■ **Given passage**:
※ ※ ※
10QSB: AMERIRESOURCE TECHNOLOGIES INC
8/15/2002 2:03:00 AM
(EDGAR Online via COMTEX) -- ITEM 2. MANAGEMENT'S DISCUSSION & ANALYSIS OF FINANCIAL CONDITION AND RESULTS OF OPERATIONS

Forward-Looking Statements

The following discussion and analysis should be read in conjunction with the financial statements and notes thereto appearing elsewhere herein. Except for historical information contained herein, certain statements herein are forward-looking statements that are made pursuant to the safe harbor provisions of the Private Securities Litigation Reform Act of 1995. For this purpose, any statements contained herein that are not statements of historical fact may be deemed to be forward-looking statements. These statements relate to future events or to our future financial performance. In some cases, you can identify forward-looking statements by terminology such as "may," "will," "should," "expects," "plans," "anticipates," "believes," "estimates," "predicts," "potential," or "continue" or the negative of such terms or other comparable terminology. These statements are only predictions. Actual events or results may differ materially. There are a number of factors that could cause the Company's actual results to differ materially from those indicated by such forward-looking statements.

This discussion contains forward-looking statements which involve the acquisition of technology, and the Company's financial position, business strategy and other plans and objectives for future operations. Although the Company believes that the expectations reflected in the forward-looking statements are reasonable, there can be no assurance that the actual results or developments anticipated by the Company will be realized or, even if substantially realized, that they will have the expected effects on its business or operations. Moreover, the Company does not assume responsibility for the accuracy and completeness of such statements. The Company is under no duty to update any of the forward-looking statements after the date of this report to conform such statements to actual results.

General

The Company's operations for the second quarter of 2002 were conducted through its wholly owned subsidiaries Jim Butler Performance ("JBP") and West Texas Real Estate & Resources, Inc. ("WTRER"), and through its minority interest in Prime Enterprises 2001, LLC ("Prime").

JBP concentrated on its core business of manufacturing high end racing engines and the research for the development of potential new product lines as well as expanding the functionality of its existing website, www.jbp-pontiac.com, which is still under minor construction. The website will have a link to a full inventory of parts that can be purchased on line, as well as a calendar of upcoming events and a technical section that will allow JBP's management to answer questions from the car enthusiasts and/or hobbyists. The link for the website should be completed within the next thirty (30) days.

WTRER's business operations in the second quarter consisted primarily of analyzing the viability of drilling additional wells and deepening the existing wells on its oil, gas and mineral lease in Pecos County, Texas.

Prime's sole acquisition is the Golden Steer Restaurant which has been in business since 1958 and is one of the oldest steak restaurants in Las Vegas. Prime continues to look for other acquisitions in the restaurant industry in Las Vegas as well as outside the State of Nevada. On July 1, 2002, the Company's president, Delmar Janovec, acquired the Company's 9% interest in Prime Enterprises 2001, LLC, in exchange for the extinguishment of a debt in the amount of $233,330 that was owed to him by the Company.
※ ※ ※
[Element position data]
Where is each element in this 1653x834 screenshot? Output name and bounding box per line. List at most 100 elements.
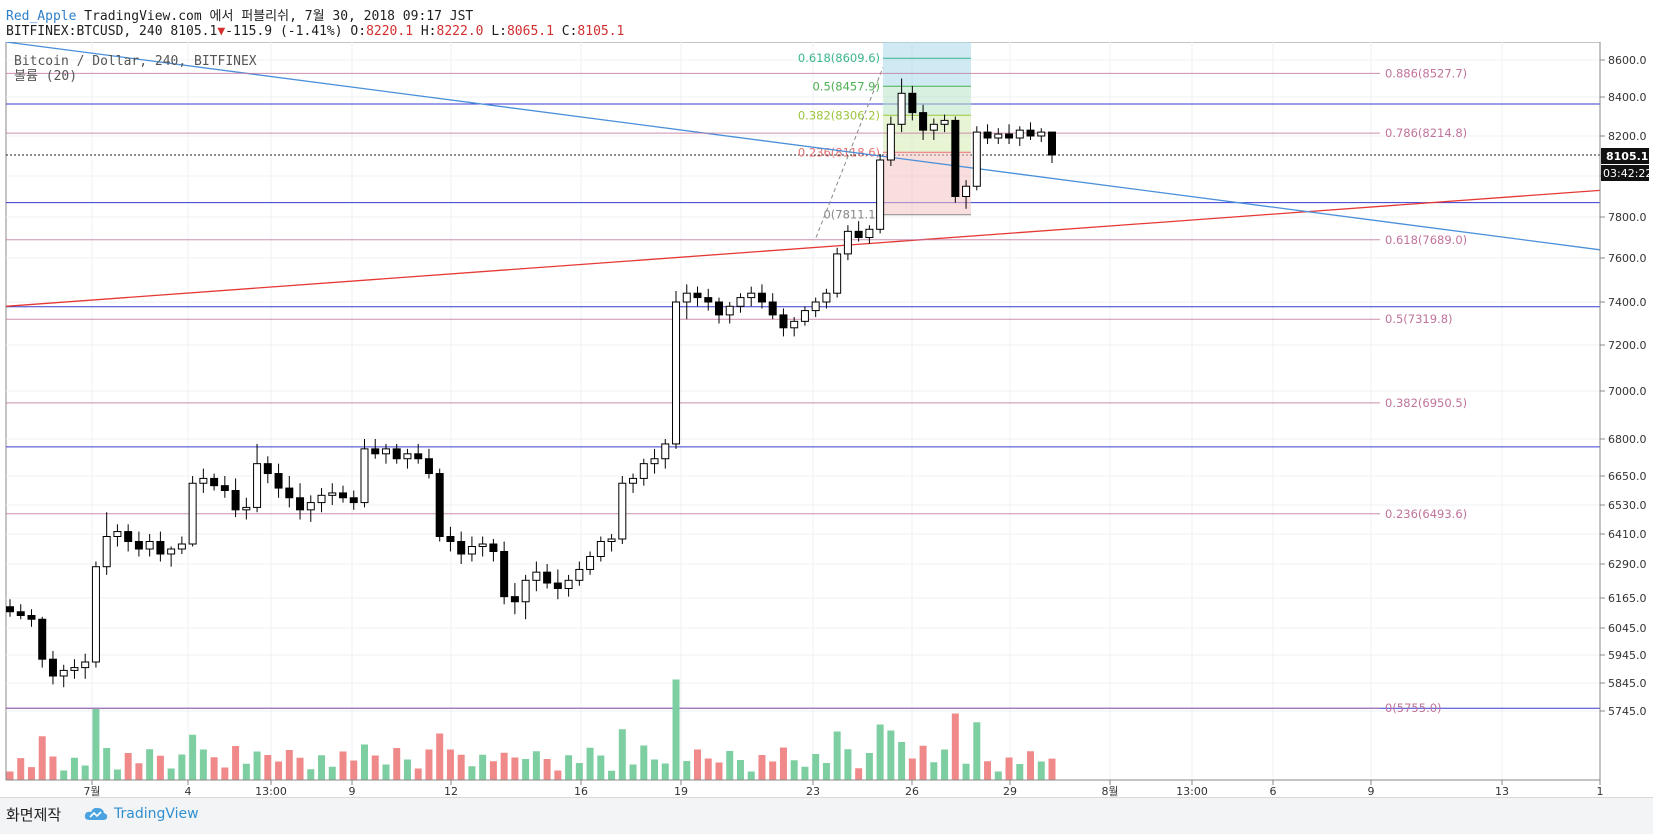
y-tick-label: 6165.0 <box>1608 592 1647 605</box>
fib-zone-label: 0.618(8609.6) <box>798 51 880 65</box>
volume-bar <box>92 709 100 780</box>
candle-body <box>220 485 229 491</box>
y-tick-label: 6045.0 <box>1608 622 1647 635</box>
volume-bar <box>844 749 852 780</box>
volume-bar <box>586 747 594 780</box>
candle-body <box>349 497 358 504</box>
candle-body <box>532 571 541 581</box>
fib-level-label: 0.5(7319.8) <box>1385 312 1453 326</box>
y-tick-label: 6410.0 <box>1608 528 1647 541</box>
volume-bar <box>522 759 530 780</box>
grid <box>6 42 1601 780</box>
volume-bar <box>253 751 261 780</box>
candle-body <box>457 541 466 555</box>
x-tick-label: 26 <box>905 785 919 797</box>
candle-body <box>1026 129 1035 137</box>
candle-body <box>962 185 971 197</box>
volume-bar <box>887 730 895 780</box>
volume-bar <box>532 751 540 780</box>
plot-area[interactable] <box>5 42 1601 781</box>
candle-body <box>543 571 552 584</box>
candle-body <box>618 482 627 540</box>
volume-bar <box>715 762 723 780</box>
countdown-box <box>1601 165 1649 181</box>
candle-body <box>843 230 852 255</box>
candle-body <box>102 536 111 568</box>
time-axis[interactable]: 7월 4 13:00 9 12 16 19 23 26 29 8월 13:00 6 9 13 1 <box>6 779 1604 797</box>
volume-bar <box>833 731 841 780</box>
candle-body <box>296 497 305 511</box>
candle-body <box>167 548 176 555</box>
candle-body <box>435 473 444 537</box>
volume-bar <box>1016 764 1024 780</box>
volume-bar <box>307 769 315 780</box>
last-price-tag-value: 8105.1 <box>1606 150 1648 163</box>
volume-bar <box>27 767 35 780</box>
volume-bar <box>189 734 197 780</box>
candle-body <box>381 448 390 455</box>
candle-body <box>274 473 283 489</box>
footer-label: 화면제작 <box>6 806 62 824</box>
candle-body <box>886 123 895 161</box>
fib-level-label: 0.382(6950.5) <box>1385 396 1467 410</box>
y-tick-label: 6290.0 <box>1608 558 1647 571</box>
volume-bar <box>543 759 551 780</box>
price-axis[interactable]: 8600.08400.08200.08000.07800.07600.07400… <box>1600 54 1647 718</box>
publish-text: TradingView.com 에서 퍼블리쉬, 7월 30, 2018 09:… <box>84 9 474 24</box>
candle-body <box>779 314 788 329</box>
volume-bar <box>608 770 616 780</box>
volume-bar <box>694 749 702 780</box>
candle-body <box>371 448 380 455</box>
volume-bar <box>328 766 336 780</box>
volume-bar <box>446 749 454 780</box>
candle-body <box>500 551 509 598</box>
x-tick-label: 16 <box>574 785 588 797</box>
volume-bar <box>49 756 57 780</box>
volume-bar <box>769 761 777 780</box>
candle-body <box>489 543 498 552</box>
candle-body <box>725 305 734 316</box>
volume-bar <box>919 745 927 780</box>
fib-zone-band <box>883 42 971 87</box>
close-label: C: <box>561 24 578 39</box>
trend-line-resistance <box>5 42 1601 251</box>
candle-body <box>811 301 820 312</box>
candle-body <box>403 453 412 460</box>
volume-bar <box>597 755 605 780</box>
candle-body <box>1015 129 1024 139</box>
candle-body <box>124 531 133 543</box>
volume-bar <box>393 748 401 780</box>
candle-body <box>682 292 691 303</box>
candle-body <box>704 297 713 303</box>
fib-retracement: 0.886(8527.7) 0.786(8214.8) 0.618(7689.0) 0… <box>6 66 1467 715</box>
candle-body <box>736 297 745 307</box>
candle-body <box>983 131 992 139</box>
x-tick-label: 7월 <box>83 785 100 797</box>
candle-body <box>596 541 605 557</box>
x-tick-label: 29 <box>1003 785 1017 797</box>
candle-body <box>156 541 165 555</box>
last-price: 8105.1 <box>170 24 218 39</box>
candle-body <box>38 618 47 660</box>
candle-body <box>253 463 262 508</box>
publish-info: Red_Apple TradingView.com 에서 퍼블리쉬, 7월 30… <box>6 5 473 24</box>
y-tick-label: 7200.0 <box>1608 339 1647 352</box>
chart-header: Red_Apple TradingView.com 에서 퍼블리쉬, 7월 30… <box>0 0 1653 42</box>
footer-brand[interactable]: TradingView <box>114 806 199 822</box>
price-chart[interactable]: 0.618(8609.6) 0.5(8457.9) 0.382(8306.2) 0.2… <box>0 42 1653 797</box>
fib-level-label: 0.618(7689.0) <box>1385 233 1467 247</box>
volume-bar <box>38 736 46 780</box>
tradingview-cloud-icon[interactable] <box>84 806 108 826</box>
fib-zone-band <box>883 86 971 116</box>
high-label: H: <box>420 24 437 39</box>
fib-level-label: 0.886(8527.7) <box>1385 66 1467 80</box>
volume-bar <box>264 755 272 780</box>
author-link[interactable]: Red_Apple <box>6 9 77 24</box>
candle-body <box>392 448 401 460</box>
x-tick-label: 23 <box>806 785 820 797</box>
volume-bar <box>167 768 175 780</box>
volume-bar <box>801 766 809 780</box>
volume-bar <box>242 763 250 780</box>
x-tick-label: 9 <box>1368 785 1375 797</box>
close-value: 8105.1 <box>577 24 625 39</box>
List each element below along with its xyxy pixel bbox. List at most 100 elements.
※ ※ ※
■ **Exercise set**:
A. Answer these questions from the AmeriResource Technologies report:
(i) Under the safe harbor provisions of which act are the forward-looking statements made?
(ii) In what county and state is WTRER's oil, gas and mineral lease located?
(iii) What was the amount of the debt extinguished when Delmar Janovec acquired the Company's interest in Prime?
B. Carry on the AmeriResource Technologies report from its final sentence, keeping its style and subject.

■ **Task-by-task results**:
A.
(i) The Private Securities Litigation Reform Act of 1995.
(ii) Pecos County, Texas.
(iii) $233,330.

B.
The Company continues to search for viable business operations to acquire or merge with in order to increase the Company's revenues and profitability. The Company has received unsolicited offers concerning the sale of its subsidiaries and although it has not received an offer on any of its subsidiaries which the Company deems acceptable, it will continue to entertain offers to sell some or all of its subsidiaries in an attempt to generate profitability.

Results of Operations

The following discussion should be read in conjunction with the audited financial statements and notes thereto included in our annual report on Form 10-KSB for the fiscal year ended December 31, 2001; and should further be read in conjunction with the financial statements included in this report. Comparisons made between reporting periods herein are for the six month period ended June 30, 2002 as compared to that period in 2001, and for the three month period ended June 30, 2002 as compared to the same period in 2001.

Revenue from the operations of the Company's wholly owned subsidiary, JBP, of $140,948 was realized during the second quarter of 2002. The Company did not generate any revenue during the three months ended June 30, 2001. JBP's revenues for the six month period ended June 30, 2002 were $333,145 as compared to $0 for the same period in 2001.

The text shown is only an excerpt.